EXERCISE REQUIREMENTS: From the listing below, pick out each line with the word "JSON".

RECORDS TO PROCESS:
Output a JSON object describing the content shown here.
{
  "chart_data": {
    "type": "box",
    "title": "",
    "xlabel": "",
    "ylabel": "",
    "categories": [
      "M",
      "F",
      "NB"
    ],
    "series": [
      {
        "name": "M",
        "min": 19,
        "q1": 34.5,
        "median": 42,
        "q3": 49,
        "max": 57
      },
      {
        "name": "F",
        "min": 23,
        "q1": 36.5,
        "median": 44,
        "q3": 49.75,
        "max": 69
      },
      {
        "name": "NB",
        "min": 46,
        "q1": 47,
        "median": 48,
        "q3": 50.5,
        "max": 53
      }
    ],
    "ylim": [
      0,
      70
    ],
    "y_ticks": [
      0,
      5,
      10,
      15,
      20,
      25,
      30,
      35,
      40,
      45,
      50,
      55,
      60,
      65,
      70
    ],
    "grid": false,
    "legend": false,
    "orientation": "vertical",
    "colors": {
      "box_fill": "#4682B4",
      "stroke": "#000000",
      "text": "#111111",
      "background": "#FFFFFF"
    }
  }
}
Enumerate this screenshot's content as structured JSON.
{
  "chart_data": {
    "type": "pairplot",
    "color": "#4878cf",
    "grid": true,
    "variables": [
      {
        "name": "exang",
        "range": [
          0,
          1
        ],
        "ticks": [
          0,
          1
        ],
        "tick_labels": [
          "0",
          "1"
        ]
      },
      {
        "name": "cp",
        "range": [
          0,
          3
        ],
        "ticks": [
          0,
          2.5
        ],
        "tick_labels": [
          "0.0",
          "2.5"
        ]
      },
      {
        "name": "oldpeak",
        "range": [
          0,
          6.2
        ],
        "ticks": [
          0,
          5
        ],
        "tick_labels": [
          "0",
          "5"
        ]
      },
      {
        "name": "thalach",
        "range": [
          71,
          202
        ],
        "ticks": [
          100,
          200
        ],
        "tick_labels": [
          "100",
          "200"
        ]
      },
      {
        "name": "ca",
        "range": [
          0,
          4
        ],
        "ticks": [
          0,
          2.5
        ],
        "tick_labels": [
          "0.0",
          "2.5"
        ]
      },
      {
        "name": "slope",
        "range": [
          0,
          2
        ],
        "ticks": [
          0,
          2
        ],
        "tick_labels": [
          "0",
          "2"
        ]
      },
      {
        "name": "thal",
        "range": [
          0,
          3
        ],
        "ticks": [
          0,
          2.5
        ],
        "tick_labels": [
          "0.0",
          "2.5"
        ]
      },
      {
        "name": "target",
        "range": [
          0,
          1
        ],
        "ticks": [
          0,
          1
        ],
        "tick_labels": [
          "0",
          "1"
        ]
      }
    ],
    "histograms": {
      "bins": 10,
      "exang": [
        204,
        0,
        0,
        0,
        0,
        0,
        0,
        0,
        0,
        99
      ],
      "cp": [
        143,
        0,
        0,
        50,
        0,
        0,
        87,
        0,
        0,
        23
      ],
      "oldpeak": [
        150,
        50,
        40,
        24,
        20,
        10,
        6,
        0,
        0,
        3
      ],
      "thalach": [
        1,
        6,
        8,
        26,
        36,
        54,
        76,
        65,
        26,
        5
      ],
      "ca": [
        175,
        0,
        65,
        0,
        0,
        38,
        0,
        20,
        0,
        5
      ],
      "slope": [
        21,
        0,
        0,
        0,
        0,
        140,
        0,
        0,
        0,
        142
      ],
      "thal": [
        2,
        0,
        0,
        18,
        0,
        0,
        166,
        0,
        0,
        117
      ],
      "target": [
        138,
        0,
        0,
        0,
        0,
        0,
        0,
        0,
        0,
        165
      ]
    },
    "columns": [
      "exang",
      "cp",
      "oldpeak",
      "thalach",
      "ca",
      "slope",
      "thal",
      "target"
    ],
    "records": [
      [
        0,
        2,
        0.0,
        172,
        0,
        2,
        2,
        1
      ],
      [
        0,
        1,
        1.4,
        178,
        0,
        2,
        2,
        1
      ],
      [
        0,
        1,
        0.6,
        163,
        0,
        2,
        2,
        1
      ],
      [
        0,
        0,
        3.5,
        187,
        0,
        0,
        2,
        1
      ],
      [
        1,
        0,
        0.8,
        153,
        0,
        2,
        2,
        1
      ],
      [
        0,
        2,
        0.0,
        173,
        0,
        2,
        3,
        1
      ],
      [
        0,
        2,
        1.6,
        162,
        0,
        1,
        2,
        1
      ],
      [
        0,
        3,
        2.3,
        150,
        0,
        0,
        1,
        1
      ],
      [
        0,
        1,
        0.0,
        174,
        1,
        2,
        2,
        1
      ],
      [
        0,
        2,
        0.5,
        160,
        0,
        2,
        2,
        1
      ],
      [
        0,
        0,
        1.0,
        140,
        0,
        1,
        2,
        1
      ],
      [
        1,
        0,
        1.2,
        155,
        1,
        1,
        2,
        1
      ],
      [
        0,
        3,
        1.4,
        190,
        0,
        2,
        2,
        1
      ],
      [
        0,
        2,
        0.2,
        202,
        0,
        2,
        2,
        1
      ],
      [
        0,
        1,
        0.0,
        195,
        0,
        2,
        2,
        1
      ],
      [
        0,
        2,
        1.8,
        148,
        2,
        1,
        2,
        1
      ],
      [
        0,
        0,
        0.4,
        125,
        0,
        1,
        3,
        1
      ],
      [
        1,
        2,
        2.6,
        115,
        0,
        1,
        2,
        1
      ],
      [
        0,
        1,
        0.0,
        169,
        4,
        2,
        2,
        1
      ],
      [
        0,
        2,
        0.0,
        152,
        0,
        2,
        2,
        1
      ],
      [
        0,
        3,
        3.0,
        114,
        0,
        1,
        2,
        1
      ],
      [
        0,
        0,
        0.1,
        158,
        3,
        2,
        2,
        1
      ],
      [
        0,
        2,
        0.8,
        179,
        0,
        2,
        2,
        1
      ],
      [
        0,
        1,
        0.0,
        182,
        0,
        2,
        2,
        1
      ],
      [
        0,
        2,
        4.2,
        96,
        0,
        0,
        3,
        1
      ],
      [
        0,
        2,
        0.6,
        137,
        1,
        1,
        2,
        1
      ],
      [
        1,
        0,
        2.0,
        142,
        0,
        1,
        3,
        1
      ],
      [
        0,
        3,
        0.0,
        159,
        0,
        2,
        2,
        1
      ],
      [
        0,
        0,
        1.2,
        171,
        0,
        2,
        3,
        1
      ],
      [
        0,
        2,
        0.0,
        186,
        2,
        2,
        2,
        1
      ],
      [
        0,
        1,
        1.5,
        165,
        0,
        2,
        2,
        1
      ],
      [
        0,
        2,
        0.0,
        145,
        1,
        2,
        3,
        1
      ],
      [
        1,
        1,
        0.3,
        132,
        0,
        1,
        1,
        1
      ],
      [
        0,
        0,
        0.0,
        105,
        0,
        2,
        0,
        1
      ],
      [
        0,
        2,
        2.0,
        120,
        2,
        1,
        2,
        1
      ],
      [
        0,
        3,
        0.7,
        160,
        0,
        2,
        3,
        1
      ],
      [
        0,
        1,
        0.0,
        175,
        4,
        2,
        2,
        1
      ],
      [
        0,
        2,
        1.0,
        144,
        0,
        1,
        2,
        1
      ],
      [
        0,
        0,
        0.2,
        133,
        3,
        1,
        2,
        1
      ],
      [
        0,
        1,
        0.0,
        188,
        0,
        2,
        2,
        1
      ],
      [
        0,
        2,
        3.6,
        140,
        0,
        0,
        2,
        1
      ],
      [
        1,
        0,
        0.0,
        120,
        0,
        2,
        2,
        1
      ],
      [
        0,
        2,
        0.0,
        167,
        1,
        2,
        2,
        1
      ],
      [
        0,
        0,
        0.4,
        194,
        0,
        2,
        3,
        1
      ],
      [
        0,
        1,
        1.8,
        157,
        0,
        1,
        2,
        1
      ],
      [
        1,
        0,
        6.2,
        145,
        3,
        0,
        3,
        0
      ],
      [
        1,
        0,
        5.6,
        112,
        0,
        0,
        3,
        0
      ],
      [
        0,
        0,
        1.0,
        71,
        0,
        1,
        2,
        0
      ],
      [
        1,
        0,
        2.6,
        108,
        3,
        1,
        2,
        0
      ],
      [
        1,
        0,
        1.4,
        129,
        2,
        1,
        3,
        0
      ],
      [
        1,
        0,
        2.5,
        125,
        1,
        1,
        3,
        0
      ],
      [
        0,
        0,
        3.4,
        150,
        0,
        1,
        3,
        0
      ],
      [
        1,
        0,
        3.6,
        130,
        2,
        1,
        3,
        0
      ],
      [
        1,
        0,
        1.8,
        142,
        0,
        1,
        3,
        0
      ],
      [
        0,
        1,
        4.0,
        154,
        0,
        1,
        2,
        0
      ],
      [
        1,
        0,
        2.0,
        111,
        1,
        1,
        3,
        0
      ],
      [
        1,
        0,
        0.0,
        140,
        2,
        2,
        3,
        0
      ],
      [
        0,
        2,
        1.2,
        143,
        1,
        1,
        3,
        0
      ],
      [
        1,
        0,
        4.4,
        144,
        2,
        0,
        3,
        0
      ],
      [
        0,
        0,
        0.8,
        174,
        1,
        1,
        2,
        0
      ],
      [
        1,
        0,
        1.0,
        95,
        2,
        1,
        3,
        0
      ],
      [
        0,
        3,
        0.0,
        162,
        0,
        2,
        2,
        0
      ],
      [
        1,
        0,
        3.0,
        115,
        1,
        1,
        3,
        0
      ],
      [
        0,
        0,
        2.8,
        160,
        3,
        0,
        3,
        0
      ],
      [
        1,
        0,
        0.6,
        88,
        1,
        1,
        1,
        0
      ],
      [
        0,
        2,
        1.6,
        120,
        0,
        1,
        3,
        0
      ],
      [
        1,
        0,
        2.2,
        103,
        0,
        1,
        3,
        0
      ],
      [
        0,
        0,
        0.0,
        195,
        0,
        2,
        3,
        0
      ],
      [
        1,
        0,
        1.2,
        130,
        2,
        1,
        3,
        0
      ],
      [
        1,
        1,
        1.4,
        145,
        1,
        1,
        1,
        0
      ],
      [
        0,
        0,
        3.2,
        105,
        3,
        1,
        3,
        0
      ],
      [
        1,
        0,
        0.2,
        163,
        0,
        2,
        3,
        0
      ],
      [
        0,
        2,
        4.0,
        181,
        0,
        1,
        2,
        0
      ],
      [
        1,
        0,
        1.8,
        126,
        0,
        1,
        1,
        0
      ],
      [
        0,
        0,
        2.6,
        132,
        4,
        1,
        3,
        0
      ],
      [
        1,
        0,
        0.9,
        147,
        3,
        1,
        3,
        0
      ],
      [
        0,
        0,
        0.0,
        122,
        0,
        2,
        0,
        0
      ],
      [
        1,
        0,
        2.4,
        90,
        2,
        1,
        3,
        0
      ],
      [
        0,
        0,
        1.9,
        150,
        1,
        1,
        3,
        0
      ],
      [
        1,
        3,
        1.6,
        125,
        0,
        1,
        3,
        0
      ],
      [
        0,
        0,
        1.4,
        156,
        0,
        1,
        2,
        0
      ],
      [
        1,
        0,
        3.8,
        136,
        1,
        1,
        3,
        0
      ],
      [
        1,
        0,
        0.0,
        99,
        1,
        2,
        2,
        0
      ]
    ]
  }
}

RESULT:
Output a JSON object describing the content shown here.
Enumerate this screenshot's content as structured JSON.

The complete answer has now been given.